* _What the exercise asks_:
What lines of the data include the string "files"? Copy them all.

* _Excerpted records_:
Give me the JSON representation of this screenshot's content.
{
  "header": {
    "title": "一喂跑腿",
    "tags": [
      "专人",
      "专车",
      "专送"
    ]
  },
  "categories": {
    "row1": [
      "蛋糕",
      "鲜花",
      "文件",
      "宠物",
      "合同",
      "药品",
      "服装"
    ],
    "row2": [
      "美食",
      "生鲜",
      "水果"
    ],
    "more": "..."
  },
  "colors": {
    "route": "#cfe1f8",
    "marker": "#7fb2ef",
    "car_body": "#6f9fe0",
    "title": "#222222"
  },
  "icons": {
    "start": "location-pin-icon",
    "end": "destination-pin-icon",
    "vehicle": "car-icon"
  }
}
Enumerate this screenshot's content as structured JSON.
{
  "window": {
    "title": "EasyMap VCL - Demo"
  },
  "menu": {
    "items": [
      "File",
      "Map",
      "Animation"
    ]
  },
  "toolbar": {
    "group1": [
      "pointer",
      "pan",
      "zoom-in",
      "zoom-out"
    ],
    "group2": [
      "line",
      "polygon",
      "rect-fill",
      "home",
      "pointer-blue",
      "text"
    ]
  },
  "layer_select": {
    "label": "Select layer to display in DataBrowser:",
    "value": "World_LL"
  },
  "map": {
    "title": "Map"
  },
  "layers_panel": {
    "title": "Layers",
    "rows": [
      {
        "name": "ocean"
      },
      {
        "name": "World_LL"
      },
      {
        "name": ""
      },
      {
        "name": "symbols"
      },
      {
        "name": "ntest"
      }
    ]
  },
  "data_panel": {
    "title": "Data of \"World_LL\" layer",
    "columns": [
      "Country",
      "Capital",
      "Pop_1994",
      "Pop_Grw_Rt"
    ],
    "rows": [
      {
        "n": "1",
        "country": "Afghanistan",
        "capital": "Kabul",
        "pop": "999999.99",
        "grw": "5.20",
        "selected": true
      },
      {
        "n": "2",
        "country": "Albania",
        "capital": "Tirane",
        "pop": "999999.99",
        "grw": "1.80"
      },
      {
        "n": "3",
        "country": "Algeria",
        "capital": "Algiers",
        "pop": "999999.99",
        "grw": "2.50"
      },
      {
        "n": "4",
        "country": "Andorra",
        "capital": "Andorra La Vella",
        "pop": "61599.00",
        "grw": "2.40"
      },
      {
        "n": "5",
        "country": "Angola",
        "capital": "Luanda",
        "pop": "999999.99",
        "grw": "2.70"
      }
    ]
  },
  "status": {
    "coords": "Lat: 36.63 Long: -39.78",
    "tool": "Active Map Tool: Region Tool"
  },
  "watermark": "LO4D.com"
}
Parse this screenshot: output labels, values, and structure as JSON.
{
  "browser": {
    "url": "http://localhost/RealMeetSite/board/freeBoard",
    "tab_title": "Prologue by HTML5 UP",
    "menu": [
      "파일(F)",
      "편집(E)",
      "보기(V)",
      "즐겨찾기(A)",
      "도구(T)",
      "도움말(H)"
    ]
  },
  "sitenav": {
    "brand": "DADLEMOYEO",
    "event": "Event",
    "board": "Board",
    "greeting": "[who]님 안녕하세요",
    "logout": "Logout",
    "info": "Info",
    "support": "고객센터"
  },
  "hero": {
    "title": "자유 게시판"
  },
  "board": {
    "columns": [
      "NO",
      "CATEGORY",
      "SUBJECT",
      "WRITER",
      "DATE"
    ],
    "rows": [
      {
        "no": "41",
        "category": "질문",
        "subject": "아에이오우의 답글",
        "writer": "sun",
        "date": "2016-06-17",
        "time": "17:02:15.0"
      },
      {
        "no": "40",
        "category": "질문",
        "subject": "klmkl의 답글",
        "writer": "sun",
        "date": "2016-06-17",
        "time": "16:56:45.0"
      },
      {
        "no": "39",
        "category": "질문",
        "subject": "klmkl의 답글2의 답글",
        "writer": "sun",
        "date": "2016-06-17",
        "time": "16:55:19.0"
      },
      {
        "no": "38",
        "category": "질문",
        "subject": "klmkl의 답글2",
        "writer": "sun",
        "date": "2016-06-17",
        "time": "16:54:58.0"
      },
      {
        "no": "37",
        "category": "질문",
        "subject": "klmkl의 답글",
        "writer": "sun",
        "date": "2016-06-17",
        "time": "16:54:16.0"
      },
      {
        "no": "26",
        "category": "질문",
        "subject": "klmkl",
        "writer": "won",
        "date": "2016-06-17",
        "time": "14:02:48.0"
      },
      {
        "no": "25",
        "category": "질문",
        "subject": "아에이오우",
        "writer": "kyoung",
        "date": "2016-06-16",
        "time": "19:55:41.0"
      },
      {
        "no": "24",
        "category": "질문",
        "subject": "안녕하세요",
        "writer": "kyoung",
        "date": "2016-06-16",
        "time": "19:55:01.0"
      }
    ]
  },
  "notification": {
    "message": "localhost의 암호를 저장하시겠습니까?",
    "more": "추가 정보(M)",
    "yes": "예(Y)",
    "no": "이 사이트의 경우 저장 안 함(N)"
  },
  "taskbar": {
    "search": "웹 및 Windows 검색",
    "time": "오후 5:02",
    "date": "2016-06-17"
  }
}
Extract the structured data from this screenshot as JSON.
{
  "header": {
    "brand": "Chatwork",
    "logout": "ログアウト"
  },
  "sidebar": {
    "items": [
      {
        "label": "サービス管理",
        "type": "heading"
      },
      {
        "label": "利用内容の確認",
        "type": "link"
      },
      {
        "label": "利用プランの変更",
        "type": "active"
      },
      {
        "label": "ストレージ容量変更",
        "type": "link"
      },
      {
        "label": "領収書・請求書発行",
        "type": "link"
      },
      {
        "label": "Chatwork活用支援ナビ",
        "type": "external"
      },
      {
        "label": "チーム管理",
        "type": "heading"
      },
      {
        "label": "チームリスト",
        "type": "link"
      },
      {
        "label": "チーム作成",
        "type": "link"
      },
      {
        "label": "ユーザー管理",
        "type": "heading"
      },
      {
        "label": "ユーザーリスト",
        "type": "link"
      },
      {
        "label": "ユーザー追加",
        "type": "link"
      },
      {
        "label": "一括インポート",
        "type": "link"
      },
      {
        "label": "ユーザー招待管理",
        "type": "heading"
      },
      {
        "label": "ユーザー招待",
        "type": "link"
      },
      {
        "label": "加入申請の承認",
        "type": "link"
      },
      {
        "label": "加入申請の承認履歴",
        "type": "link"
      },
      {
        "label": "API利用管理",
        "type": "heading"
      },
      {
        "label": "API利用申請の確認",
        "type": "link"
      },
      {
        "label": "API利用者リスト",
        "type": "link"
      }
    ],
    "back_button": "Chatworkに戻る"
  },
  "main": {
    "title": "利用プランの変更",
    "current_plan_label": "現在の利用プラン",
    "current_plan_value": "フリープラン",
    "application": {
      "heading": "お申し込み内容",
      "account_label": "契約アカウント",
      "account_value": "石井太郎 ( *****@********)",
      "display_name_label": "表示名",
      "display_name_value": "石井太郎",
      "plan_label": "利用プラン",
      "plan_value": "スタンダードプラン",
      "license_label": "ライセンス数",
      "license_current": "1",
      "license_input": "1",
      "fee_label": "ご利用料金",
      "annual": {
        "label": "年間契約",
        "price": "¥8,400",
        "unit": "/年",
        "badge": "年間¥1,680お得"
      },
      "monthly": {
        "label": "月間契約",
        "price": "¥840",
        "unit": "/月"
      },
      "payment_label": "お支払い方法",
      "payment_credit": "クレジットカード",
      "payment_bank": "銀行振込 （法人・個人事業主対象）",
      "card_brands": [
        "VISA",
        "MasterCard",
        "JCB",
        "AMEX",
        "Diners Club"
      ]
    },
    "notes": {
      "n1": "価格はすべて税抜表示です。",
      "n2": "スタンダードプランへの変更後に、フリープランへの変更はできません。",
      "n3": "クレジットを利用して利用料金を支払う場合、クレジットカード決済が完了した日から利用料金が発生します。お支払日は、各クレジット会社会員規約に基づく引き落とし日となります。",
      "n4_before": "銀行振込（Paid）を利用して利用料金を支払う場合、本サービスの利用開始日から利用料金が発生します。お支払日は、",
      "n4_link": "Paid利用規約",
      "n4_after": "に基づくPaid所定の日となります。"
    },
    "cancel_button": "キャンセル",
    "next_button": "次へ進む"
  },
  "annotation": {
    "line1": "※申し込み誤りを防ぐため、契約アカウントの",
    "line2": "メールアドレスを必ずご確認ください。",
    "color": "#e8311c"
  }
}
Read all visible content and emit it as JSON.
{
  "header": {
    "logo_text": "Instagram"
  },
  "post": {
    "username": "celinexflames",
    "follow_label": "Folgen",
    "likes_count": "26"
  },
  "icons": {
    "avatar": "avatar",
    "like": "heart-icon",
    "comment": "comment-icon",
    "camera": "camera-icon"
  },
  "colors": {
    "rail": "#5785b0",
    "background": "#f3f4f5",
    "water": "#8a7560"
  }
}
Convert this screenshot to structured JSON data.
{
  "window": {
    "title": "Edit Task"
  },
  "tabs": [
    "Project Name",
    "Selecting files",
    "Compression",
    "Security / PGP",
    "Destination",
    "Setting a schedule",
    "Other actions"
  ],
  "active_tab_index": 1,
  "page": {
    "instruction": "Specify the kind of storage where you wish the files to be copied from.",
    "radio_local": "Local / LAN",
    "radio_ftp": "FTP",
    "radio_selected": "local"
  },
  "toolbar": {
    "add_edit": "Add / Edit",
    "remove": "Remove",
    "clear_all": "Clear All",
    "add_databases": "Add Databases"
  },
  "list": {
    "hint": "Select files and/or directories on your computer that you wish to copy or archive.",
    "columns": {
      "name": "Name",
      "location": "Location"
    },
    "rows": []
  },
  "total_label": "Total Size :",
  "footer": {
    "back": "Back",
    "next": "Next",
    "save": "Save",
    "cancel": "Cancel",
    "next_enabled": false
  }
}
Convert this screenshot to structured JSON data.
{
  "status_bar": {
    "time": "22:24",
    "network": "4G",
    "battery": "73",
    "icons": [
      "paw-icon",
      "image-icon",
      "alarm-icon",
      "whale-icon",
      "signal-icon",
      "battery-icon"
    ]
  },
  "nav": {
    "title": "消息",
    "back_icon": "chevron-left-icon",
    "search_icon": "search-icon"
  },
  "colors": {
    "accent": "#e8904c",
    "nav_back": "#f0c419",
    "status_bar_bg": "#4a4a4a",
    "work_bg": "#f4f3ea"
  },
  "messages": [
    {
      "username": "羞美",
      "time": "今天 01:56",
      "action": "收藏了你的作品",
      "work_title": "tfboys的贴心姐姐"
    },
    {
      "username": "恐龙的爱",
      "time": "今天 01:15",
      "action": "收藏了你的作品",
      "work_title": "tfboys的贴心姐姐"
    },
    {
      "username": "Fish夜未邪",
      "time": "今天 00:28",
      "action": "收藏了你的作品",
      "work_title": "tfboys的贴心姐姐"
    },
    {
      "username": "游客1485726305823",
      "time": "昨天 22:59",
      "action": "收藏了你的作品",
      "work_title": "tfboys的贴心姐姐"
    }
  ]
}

* _Worked solution_:
    "Selecting files",
    "instruction": "Specify the kind of storage where you wish the files to be copied from.",
    "hint": "Select files and/or directories on your computer that you wish to copy or archive.",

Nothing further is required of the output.